▶ _Information shown_

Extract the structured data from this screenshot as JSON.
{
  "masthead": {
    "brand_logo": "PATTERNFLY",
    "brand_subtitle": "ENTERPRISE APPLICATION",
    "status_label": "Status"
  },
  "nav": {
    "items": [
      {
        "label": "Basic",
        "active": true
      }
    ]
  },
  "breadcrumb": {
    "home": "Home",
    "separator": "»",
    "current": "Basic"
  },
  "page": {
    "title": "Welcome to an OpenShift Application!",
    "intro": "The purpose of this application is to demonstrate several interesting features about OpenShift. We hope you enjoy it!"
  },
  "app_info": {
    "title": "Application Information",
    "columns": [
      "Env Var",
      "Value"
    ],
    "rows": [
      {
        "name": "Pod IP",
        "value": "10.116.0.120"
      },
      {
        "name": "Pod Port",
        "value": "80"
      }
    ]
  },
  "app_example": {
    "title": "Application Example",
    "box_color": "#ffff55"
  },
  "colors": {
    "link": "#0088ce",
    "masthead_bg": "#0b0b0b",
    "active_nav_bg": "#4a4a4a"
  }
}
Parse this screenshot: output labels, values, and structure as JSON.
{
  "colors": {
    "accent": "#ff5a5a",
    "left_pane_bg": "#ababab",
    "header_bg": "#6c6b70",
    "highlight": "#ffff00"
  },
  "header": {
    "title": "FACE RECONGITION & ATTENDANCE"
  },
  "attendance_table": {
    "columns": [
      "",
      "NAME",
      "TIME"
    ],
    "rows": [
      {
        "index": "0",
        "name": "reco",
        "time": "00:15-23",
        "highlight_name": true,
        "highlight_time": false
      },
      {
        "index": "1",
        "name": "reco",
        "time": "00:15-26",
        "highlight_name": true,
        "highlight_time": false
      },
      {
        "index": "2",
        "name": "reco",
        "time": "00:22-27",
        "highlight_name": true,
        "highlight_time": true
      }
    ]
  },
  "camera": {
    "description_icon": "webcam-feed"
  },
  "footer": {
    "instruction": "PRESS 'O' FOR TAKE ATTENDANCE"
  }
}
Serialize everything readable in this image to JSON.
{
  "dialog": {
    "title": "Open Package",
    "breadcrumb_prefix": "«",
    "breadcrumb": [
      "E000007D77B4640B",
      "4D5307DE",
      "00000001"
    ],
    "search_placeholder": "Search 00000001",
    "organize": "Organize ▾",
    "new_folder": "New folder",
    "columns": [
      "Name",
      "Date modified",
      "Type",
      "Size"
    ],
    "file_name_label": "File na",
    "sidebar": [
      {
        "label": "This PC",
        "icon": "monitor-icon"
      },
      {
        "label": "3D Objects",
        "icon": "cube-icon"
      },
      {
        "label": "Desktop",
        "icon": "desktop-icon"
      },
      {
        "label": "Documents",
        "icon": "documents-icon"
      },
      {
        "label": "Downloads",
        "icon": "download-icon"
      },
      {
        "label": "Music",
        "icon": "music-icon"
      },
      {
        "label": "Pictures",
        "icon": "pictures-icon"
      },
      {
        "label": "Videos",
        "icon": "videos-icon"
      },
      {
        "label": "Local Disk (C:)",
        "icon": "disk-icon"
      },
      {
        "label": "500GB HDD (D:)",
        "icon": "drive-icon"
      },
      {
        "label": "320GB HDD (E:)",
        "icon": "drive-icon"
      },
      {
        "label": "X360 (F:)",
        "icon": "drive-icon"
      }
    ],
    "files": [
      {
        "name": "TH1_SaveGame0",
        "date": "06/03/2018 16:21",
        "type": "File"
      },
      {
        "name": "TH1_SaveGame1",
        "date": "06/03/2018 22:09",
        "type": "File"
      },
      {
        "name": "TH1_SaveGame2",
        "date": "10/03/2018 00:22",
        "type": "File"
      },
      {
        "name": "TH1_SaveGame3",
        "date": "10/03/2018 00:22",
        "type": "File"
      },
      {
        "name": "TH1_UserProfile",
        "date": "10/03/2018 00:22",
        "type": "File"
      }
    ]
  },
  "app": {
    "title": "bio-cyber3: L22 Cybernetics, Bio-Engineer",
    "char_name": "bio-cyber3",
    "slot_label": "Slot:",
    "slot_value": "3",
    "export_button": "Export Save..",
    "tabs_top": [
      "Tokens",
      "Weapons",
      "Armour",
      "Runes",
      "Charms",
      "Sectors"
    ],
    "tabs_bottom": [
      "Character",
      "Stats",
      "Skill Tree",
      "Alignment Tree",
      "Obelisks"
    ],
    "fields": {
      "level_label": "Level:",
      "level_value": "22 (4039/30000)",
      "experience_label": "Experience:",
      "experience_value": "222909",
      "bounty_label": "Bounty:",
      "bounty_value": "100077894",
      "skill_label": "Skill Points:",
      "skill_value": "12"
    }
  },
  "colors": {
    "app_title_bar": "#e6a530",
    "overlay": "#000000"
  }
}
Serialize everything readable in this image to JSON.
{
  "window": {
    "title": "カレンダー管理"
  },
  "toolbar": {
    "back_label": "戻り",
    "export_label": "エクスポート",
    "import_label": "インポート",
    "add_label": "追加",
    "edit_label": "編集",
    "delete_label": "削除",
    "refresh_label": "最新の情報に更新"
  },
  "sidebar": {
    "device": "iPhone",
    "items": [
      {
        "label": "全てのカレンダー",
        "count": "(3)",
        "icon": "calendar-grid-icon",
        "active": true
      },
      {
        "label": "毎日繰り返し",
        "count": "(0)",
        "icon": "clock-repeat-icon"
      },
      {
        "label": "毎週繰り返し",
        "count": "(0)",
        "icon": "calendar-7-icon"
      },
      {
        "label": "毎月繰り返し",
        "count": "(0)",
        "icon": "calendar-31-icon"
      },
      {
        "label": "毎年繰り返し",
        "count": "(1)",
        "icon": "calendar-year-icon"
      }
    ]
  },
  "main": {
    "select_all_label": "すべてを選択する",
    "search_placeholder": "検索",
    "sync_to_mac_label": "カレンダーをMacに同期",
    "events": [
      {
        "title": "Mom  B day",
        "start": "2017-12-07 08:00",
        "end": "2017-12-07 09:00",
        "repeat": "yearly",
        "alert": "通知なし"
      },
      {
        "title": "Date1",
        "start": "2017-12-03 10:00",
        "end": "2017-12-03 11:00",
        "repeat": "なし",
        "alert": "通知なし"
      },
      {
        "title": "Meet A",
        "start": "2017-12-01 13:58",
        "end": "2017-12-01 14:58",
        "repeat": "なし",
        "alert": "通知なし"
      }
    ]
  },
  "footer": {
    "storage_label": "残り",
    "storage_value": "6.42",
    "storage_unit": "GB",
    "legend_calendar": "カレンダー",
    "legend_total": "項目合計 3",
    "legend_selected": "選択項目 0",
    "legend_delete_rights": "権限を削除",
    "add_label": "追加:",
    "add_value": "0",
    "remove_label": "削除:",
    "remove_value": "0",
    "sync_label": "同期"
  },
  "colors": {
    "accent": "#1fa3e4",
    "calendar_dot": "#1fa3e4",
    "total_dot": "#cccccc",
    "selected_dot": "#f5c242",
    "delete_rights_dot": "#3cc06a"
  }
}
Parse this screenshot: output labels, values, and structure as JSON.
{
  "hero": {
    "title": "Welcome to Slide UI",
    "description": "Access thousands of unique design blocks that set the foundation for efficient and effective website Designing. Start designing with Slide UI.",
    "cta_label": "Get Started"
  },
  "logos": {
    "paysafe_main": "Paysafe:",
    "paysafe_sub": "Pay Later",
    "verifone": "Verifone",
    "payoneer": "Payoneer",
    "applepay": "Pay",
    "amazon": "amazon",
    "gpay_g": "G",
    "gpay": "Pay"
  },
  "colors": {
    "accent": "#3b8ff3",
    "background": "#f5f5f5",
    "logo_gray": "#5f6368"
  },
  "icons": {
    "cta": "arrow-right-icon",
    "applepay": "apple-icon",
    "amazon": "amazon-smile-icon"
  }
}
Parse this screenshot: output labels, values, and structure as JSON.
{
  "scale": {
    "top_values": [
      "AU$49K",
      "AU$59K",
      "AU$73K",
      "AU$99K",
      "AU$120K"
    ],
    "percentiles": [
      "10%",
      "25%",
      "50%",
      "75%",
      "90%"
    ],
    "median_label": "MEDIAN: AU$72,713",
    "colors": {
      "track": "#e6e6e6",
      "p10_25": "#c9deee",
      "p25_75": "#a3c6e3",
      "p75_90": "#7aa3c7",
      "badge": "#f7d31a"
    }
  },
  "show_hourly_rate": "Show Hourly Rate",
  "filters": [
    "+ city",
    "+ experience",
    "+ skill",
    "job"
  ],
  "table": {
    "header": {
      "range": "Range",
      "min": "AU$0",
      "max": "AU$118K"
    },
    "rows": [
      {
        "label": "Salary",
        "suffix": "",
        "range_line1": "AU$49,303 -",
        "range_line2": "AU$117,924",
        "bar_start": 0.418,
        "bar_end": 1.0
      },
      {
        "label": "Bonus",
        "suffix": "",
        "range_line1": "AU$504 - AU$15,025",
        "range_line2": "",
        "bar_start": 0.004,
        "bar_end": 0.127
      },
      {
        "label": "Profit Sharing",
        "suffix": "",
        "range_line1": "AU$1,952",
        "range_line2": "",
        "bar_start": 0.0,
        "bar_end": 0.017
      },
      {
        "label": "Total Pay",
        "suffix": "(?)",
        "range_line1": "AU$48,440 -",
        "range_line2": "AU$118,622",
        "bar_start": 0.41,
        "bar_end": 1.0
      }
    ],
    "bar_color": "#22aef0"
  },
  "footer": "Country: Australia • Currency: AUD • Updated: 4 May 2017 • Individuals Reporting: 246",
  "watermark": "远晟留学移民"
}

▶ _Task goal_
Return every line of the preceding records in which the word "accent" appears.

▶ _Solution_
    "accent": "#ff5a5a",
    "accent": "#1fa3e4",
    "accent": "#3b8ff3",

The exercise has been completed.